* **GOAL**
Quote the listing in full, exactly as given, minus any pictures.

* **RECORDS SUPPLIED**
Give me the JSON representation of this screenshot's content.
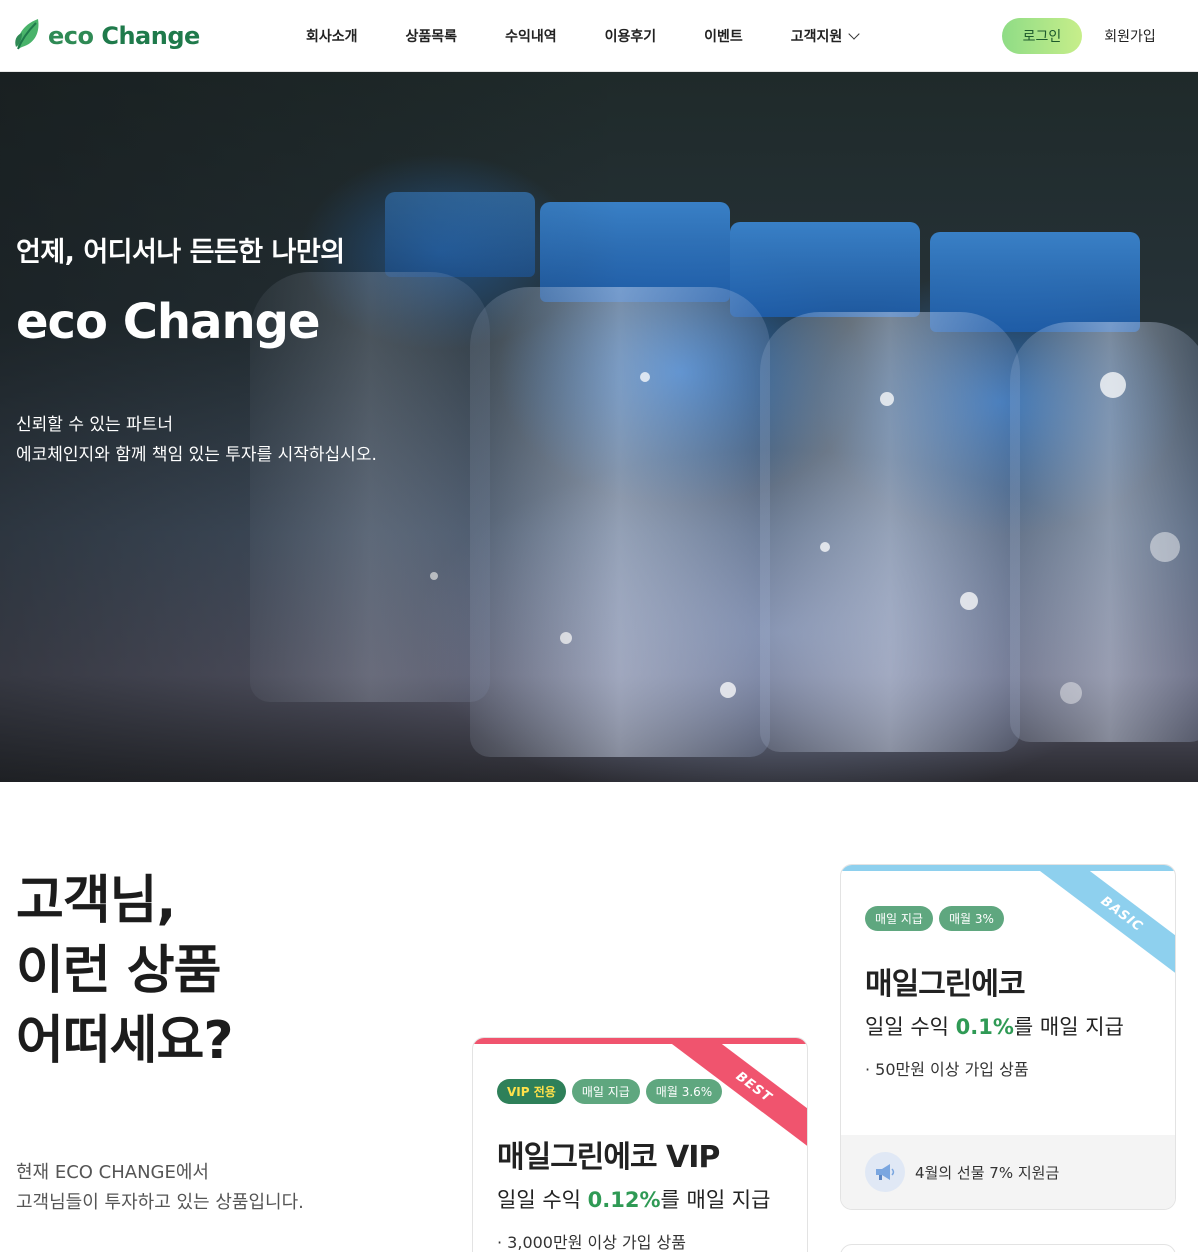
{
  "header": {
    "logo_text_eco": "eco",
    "logo_text_change": "Change",
    "nav": [
      "회사소개",
      "상품목록",
      "수익내역",
      "이용후기",
      "이벤트",
      "고객지원"
    ],
    "login": "로그인",
    "join": "회원가입"
  },
  "hero": {
    "subtitle": "언제, 어디서나 든든한 나만의",
    "title": "eco Change",
    "desc_line1": "신뢰할 수 있는 파트너",
    "desc_line2": "에코체인지와 함께 책임 있는 투자를 시작하십시오."
  },
  "section": {
    "title_line1": "고객님,",
    "title_line2": "이런 상품",
    "title_line3": "어떠세요?",
    "desc_line1": "현재 ECO CHANGE에서",
    "desc_line2": "고객님들이 투자하고 있는 상품입니다."
  },
  "cards": [
    {
      "ribbon": "BEST",
      "tags": [
        "VIP 전용",
        "매일 지급",
        "매월 3.6%"
      ],
      "name": "매일그린에코 VIP",
      "yield_prefix": "일일 수익 ",
      "yield_value": "0.12%",
      "yield_suffix": "를 매일 지급",
      "condition": "· 3,000만원 이상 가입 상품"
    },
    {
      "ribbon": "BASIC",
      "tags": [
        "매일 지급",
        "매월 3%"
      ],
      "name": "매일그린에코",
      "yield_prefix": "일일 수익 ",
      "yield_value": "0.1%",
      "yield_suffix": "를 매일 지급",
      "condition": "· 50만원 이상 가입 상품",
      "footer": "4월의 선물 7% 지원금"
    }
  ],
  "colors": {
    "brand_green": "#2f8a55",
    "highlight_green": "#2f9a55",
    "vip_ribbon": "#f0546e",
    "basic_ribbon": "#8ed0ee"
  },
  "icons": [
    "leaf-logo-icon",
    "chevron-down-icon",
    "megaphone-icon"
  ]
}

* **ANSWER TO THE TASK**
Give me the JSON representation of this screenshot's content.
{
  "header": {
    "logo_text_eco": "eco",
    "logo_text_change": "Change",
    "nav": [
      "회사소개",
      "상품목록",
      "수익내역",
      "이용후기",
      "이벤트",
      "고객지원"
    ],
    "login": "로그인",
    "join": "회원가입"
  },
  "hero": {
    "subtitle": "언제, 어디서나 든든한 나만의",
    "title": "eco Change",
    "desc_line1": "신뢰할 수 있는 파트너",
    "desc_line2": "에코체인지와 함께 책임 있는 투자를 시작하십시오."
  },
  "section": {
    "title_line1": "고객님,",
    "title_line2": "이런 상품",
    "title_line3": "어떠세요?",
    "desc_line1": "현재 ECO CHANGE에서",
    "desc_line2": "고객님들이 투자하고 있는 상품입니다."
  },
  "cards": [
    {
      "ribbon": "BEST",
      "tags": [
        "VIP 전용",
        "매일 지급",
        "매월 3.6%"
      ],
      "name": "매일그린에코 VIP",
      "yield_prefix": "일일 수익 ",
      "yield_value": "0.12%",
      "yield_suffix": "를 매일 지급",
      "condition": "· 3,000만원 이상 가입 상품"
    },
    {
      "ribbon": "BASIC",
      "tags": [
        "매일 지급",
        "매월 3%"
      ],
      "name": "매일그린에코",
      "yield_prefix": "일일 수익 ",
      "yield_value": "0.1%",
      "yield_suffix": "를 매일 지급",
      "condition": "· 50만원 이상 가입 상품",
      "footer": "4월의 선물 7% 지원금"
    }
  ],
  "colors": {
    "brand_green": "#2f8a55",
    "highlight_green": "#2f9a55",
    "vip_ribbon": "#f0546e",
    "basic_ribbon": "#8ed0ee"
  },
  "icons": [
    "leaf-logo-icon",
    "chevron-down-icon",
    "megaphone-icon"
  ]
}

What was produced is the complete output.